PROBLEM |
Exactly reproduce the lines that follow.

DATA LISTING |
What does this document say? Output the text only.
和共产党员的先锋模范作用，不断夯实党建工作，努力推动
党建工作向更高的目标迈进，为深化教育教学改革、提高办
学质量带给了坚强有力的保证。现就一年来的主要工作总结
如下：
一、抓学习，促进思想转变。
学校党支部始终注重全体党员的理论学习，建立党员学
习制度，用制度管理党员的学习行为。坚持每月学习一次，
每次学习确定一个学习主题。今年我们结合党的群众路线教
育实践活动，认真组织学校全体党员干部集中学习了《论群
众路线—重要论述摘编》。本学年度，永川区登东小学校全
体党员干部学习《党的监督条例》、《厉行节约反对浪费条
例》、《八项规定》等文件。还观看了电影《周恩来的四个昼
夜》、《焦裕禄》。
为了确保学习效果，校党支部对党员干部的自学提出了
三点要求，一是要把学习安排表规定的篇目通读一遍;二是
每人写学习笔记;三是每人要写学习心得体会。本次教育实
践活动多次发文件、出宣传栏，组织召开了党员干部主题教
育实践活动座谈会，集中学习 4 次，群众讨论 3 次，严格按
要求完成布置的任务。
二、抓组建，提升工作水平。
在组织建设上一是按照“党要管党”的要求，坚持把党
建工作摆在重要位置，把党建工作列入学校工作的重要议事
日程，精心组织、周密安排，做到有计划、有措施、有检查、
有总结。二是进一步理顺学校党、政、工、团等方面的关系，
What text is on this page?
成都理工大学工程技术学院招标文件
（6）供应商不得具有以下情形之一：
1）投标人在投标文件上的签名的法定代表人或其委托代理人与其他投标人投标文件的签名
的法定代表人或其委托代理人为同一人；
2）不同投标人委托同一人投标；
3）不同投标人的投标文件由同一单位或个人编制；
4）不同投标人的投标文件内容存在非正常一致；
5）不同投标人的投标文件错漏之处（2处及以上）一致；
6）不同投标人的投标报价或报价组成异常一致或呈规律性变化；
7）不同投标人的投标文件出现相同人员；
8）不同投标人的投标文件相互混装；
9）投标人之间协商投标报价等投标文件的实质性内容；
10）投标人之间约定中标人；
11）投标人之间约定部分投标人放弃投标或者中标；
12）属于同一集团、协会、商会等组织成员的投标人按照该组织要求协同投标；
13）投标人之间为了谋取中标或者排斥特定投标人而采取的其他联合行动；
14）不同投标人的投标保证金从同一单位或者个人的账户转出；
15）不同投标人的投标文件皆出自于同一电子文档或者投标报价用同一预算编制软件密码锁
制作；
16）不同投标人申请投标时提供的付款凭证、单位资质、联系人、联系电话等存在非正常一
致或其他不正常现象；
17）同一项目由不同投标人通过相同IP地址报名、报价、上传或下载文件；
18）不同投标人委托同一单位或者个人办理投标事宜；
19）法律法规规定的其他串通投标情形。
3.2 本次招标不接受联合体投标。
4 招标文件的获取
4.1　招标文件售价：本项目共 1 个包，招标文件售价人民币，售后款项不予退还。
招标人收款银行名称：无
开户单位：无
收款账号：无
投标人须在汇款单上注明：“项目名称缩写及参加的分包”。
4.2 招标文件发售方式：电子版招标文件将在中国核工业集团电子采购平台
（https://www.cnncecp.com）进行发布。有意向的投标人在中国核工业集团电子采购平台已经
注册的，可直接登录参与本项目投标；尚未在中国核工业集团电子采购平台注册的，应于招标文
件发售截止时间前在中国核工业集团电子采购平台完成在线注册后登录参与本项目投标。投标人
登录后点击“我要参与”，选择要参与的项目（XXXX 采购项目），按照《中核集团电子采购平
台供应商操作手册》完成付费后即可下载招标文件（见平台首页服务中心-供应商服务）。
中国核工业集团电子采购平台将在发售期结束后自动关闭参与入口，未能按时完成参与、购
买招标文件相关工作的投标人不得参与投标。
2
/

WRITTEN REPLY |
What does this document say? Output the text only.
和共产党员的先锋模范作用，不断夯实党建工作，努力推动
党建工作向更高的目标迈进，为深化教育教学改革、提高办
学质量带给了坚强有力的保证。现就一年来的主要工作总结
如下：
一、抓学习，促进思想转变。
学校党支部始终注重全体党员的理论学习，建立党员学
习制度，用制度管理党员的学习行为。坚持每月学习一次，
每次学习确定一个学习主题。今年我们结合党的群众路线教
育实践活动，认真组织学校全体党员干部集中学习了《论群
众路线—重要论述摘编》。本学年度，永川区登东小学校全
体党员干部学习《党的监督条例》、《厉行节约反对浪费条
例》、《八项规定》等文件。还观看了电影《周恩来的四个昼
夜》、《焦裕禄》。
为了确保学习效果，校党支部对党员干部的自学提出了
三点要求，一是要把学习安排表规定的篇目通读一遍;二是
每人写学习笔记;三是每人要写学习心得体会。本次教育实
践活动多次发文件、出宣传栏，组织召开了党员干部主题教
育实践活动座谈会，集中学习 4 次，群众讨论 3 次，严格按
要求完成布置的任务。
二、抓组建，提升工作水平。
在组织建设上一是按照“党要管党”的要求，坚持把党
建工作摆在重要位置，把党建工作列入学校工作的重要议事
日程，精心组织、周密安排，做到有计划、有措施、有检查、
有总结。二是进一步理顺学校党、政、工、团等方面的关系，
What text is on this page?
成都理工大学工程技术学院招标文件
（6）供应商不得具有以下情形之一：
1）投标人在投标文件上的签名的法定代表人或其委托代理人与其他投标人投标文件的签名
的法定代表人或其委托代理人为同一人；
2）不同投标人委托同一人投标；
3）不同投标人的投标文件由同一单位或个人编制；
4）不同投标人的投标文件内容存在非正常一致；
5）不同投标人的投标文件错漏之处（2处及以上）一致；
6）不同投标人的投标报价或报价组成异常一致或呈规律性变化；
7）不同投标人的投标文件出现相同人员；
8）不同投标人的投标文件相互混装；
9）投标人之间协商投标报价等投标文件的实质性内容；
10）投标人之间约定中标人；
11）投标人之间约定部分投标人放弃投标或者中标；
12）属于同一集团、协会、商会等组织成员的投标人按照该组织要求协同投标；
13）投标人之间为了谋取中标或者排斥特定投标人而采取的其他联合行动；
14）不同投标人的投标保证金从同一单位或者个人的账户转出；
15）不同投标人的投标文件皆出自于同一电子文档或者投标报价用同一预算编制软件密码锁
制作；
16）不同投标人申请投标时提供的付款凭证、单位资质、联系人、联系电话等存在非正常一
致或其他不正常现象；
17）同一项目由不同投标人通过相同IP地址报名、报价、上传或下载文件；
18）不同投标人委托同一单位或者个人办理投标事宜；
19）法律法规规定的其他串通投标情形。
3.2 本次招标不接受联合体投标。
4 招标文件的获取
4.1　招标文件售价：本项目共 1 个包，招标文件售价人民币，售后款项不予退还。
招标人收款银行名称：无
开户单位：无
收款账号：无
投标人须在汇款单上注明：“项目名称缩写及参加的分包”。
4.2 招标文件发售方式：电子版招标文件将在中国核工业集团电子采购平台
（https://www.cnncecp.com）进行发布。有意向的投标人在中国核工业集团电子采购平台已经
注册的，可直接登录参与本项目投标；尚未在中国核工业集团电子采购平台注册的，应于招标文
件发售截止时间前在中国核工业集团电子采购平台完成在线注册后登录参与本项目投标。投标人
登录后点击“我要参与”，选择要参与的项目（XXXX 采购项目），按照《中核集团电子采购平
台供应商操作手册》完成付费后即可下载招标文件（见平台首页服务中心-供应商服务）。
中国核工业集团电子采购平台将在发售期结束后自动关闭参与入口，未能按时完成参与、购
买招标文件相关工作的投标人不得参与投标。
2
/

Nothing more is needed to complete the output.